◆ **The request**:
Find each line with the string "Crestview" and copy it.

◆ **Raw data**:
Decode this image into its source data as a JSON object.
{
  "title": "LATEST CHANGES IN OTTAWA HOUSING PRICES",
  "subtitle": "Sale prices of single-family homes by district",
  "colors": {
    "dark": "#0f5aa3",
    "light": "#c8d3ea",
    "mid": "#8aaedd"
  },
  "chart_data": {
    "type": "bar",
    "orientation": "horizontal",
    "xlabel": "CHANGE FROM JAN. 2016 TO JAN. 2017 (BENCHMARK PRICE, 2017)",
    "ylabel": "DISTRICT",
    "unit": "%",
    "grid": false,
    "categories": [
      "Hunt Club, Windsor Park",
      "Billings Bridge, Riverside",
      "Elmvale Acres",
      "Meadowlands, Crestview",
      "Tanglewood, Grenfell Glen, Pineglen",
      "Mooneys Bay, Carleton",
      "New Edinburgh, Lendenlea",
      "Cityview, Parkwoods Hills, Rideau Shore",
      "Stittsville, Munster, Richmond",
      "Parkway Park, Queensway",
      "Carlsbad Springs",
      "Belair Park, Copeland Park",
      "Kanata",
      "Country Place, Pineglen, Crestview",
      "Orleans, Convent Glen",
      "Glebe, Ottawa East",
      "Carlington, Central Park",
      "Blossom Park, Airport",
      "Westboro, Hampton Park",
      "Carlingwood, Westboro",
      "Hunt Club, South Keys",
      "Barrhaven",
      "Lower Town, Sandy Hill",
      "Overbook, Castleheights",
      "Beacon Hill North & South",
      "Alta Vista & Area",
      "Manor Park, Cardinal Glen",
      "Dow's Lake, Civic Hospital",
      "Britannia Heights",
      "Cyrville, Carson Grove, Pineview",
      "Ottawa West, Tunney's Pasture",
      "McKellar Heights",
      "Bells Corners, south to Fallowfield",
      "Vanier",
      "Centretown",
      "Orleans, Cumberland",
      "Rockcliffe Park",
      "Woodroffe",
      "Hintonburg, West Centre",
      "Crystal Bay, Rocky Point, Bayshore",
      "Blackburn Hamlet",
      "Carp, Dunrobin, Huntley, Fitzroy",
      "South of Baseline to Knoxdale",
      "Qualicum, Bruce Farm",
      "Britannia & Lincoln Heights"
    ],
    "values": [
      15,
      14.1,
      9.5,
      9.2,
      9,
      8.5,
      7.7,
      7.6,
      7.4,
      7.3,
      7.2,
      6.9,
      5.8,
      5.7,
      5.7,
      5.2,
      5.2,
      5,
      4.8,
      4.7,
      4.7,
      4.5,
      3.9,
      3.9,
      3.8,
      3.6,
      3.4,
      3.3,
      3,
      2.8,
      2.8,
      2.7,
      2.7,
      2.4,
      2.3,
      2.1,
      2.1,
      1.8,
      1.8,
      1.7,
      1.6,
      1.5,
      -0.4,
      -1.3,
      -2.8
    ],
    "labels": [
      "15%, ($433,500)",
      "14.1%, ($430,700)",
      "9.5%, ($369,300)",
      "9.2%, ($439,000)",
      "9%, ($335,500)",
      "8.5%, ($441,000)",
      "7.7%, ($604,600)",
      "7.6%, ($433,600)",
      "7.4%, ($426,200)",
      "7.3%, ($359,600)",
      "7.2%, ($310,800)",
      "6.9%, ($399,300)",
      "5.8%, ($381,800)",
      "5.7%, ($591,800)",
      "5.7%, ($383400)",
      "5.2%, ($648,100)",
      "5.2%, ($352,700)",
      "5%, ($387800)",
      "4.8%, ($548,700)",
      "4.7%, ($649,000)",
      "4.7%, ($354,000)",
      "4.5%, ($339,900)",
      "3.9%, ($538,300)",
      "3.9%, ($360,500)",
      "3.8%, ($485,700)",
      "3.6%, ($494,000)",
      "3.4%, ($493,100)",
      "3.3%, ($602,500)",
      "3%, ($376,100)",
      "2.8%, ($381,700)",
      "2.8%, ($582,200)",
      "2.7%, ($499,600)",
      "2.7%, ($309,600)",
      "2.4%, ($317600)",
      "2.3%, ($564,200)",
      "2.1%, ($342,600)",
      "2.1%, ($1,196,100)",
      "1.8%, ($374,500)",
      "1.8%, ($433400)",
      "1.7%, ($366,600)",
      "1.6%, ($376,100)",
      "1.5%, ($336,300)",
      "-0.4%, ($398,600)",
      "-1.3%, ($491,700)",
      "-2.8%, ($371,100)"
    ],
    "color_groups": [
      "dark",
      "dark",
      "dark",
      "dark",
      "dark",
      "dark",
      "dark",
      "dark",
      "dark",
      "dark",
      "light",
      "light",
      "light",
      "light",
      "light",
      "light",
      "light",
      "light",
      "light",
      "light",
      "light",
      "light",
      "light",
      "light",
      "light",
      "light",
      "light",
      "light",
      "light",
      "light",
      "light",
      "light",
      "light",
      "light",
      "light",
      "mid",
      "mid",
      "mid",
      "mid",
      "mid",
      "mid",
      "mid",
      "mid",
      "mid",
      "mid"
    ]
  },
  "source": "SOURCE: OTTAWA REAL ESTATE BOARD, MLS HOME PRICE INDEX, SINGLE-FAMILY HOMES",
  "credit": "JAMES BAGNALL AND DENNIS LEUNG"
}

◆ **Response to the task**:
      "Meadowlands, Crestview",
      "Country Place, Pineglen, Crestview",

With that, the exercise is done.